- Exercise: Find the lines holding "object" and copy them.

- Materials provided:
>> Begin
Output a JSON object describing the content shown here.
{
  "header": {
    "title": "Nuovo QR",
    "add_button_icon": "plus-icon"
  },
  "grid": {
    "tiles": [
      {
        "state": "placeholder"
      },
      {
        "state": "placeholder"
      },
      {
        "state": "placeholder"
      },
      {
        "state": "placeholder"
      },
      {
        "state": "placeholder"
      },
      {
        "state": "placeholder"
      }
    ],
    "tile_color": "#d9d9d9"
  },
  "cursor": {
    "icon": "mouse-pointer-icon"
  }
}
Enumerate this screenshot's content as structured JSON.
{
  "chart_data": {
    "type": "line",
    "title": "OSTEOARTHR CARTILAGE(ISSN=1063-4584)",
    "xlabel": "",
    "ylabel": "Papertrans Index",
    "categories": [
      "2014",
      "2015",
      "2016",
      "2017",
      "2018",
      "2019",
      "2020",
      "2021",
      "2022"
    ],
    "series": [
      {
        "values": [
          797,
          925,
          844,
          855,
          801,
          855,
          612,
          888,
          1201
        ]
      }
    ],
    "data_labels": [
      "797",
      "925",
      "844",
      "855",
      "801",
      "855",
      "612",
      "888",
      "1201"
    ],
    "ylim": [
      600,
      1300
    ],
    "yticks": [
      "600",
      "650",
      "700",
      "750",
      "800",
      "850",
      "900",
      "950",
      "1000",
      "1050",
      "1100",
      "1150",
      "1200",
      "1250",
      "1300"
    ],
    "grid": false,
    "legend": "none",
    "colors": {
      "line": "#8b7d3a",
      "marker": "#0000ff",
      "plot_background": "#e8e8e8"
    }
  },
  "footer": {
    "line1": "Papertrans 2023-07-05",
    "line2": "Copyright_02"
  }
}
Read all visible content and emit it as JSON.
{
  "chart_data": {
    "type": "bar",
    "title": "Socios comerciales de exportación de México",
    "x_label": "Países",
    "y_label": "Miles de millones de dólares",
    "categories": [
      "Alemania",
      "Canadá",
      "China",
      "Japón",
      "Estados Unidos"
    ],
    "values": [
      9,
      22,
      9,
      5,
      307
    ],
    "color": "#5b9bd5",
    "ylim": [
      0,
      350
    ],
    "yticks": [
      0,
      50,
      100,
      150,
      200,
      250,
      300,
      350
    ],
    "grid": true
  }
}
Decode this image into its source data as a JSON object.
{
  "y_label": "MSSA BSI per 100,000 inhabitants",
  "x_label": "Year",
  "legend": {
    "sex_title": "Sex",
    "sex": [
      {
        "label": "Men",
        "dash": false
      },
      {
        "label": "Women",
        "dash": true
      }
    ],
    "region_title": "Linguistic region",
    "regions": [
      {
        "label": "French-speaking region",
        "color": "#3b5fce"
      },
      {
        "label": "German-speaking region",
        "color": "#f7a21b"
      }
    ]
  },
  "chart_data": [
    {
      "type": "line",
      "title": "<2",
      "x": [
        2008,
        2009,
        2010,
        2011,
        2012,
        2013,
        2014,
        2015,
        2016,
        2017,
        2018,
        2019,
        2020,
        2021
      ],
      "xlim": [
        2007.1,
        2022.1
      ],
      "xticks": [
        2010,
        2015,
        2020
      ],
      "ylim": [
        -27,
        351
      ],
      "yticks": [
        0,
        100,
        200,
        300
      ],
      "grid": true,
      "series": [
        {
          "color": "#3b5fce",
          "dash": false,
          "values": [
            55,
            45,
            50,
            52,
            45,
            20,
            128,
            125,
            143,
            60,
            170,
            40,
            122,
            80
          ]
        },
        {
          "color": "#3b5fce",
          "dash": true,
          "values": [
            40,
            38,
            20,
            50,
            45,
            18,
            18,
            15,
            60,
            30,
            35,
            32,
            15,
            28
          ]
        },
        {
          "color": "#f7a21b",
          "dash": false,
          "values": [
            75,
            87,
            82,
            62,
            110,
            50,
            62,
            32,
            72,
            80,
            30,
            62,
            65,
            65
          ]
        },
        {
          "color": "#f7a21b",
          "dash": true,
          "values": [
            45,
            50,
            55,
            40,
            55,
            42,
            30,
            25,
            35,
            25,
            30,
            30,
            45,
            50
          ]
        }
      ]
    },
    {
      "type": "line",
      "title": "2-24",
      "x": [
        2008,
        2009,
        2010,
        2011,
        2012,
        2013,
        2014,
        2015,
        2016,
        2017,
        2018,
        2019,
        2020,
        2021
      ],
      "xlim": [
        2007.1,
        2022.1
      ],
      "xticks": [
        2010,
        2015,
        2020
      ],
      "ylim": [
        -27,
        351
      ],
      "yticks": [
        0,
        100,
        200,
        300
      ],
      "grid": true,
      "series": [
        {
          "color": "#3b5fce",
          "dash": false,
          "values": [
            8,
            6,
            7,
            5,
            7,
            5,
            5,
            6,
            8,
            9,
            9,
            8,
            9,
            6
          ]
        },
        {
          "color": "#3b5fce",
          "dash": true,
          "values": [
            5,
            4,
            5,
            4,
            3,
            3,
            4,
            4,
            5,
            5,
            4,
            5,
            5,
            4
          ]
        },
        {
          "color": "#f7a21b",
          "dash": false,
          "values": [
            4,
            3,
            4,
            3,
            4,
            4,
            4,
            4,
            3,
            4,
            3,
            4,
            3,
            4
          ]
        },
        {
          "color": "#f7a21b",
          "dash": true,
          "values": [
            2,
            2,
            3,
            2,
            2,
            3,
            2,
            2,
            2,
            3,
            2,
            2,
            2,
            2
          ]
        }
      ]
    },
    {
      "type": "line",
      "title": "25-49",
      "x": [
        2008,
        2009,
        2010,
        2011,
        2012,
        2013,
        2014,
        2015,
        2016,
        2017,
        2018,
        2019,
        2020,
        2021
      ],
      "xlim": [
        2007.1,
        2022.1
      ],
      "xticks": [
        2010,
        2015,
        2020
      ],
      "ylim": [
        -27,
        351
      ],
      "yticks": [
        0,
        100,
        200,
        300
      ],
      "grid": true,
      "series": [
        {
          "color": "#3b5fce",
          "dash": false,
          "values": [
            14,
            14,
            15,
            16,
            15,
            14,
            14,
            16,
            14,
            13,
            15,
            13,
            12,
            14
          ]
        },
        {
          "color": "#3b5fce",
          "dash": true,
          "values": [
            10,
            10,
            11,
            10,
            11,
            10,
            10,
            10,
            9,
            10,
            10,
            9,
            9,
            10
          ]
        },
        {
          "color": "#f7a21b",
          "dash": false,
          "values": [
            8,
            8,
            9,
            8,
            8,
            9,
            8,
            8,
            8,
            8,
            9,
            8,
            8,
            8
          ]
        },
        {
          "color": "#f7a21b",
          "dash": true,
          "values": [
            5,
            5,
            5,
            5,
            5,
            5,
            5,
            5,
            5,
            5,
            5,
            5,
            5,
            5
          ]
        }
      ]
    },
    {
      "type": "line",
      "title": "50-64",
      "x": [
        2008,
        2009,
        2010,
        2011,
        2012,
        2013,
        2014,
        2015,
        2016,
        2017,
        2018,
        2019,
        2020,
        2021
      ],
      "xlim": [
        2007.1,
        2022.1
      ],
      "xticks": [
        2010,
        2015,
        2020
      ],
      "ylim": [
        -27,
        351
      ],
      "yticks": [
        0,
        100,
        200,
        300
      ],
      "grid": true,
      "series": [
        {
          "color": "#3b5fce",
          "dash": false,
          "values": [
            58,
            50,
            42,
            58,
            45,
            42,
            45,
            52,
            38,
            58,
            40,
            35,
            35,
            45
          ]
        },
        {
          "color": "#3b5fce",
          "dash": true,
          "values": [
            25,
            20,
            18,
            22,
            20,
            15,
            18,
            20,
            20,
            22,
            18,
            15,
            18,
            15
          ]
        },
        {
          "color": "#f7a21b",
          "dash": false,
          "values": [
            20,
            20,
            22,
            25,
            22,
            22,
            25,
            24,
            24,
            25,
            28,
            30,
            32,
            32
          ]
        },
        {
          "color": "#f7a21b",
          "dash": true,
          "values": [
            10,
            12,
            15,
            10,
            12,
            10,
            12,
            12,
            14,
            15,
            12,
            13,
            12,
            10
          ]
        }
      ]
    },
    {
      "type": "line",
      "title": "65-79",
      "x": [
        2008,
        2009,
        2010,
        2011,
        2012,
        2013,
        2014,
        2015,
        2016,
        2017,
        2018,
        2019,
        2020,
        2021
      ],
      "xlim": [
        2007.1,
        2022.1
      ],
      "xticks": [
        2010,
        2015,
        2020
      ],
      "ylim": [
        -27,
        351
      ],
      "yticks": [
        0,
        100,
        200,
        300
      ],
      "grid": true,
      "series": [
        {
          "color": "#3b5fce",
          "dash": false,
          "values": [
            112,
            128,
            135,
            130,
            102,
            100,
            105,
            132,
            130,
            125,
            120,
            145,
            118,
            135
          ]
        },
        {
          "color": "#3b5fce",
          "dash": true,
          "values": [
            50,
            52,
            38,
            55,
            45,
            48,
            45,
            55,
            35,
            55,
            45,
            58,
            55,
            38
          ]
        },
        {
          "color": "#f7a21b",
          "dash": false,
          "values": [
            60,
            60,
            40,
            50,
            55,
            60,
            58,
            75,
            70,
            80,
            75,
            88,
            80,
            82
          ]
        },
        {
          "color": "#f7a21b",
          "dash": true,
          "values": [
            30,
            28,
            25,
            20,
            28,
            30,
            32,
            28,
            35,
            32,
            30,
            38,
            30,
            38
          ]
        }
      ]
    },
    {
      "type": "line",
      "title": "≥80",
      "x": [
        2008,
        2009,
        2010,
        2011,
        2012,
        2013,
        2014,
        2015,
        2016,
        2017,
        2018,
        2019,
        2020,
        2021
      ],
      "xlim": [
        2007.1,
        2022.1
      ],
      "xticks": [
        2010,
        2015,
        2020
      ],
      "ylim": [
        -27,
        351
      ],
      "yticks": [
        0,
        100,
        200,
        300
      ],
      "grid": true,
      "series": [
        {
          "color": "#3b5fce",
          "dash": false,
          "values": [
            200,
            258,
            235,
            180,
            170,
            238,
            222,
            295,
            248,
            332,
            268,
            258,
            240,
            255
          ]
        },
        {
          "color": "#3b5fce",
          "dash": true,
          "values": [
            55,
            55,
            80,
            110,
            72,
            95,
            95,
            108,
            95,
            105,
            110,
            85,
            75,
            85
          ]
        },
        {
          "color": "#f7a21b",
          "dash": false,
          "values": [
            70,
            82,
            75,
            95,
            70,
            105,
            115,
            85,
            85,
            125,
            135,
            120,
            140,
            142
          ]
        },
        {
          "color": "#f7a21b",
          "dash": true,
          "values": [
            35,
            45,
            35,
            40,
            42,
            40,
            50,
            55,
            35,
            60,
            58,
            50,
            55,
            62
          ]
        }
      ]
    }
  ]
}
>> End
- Result for this exercise:
Output a JSON object describing the content shown here.
Decode this image into its source data as a JSON object.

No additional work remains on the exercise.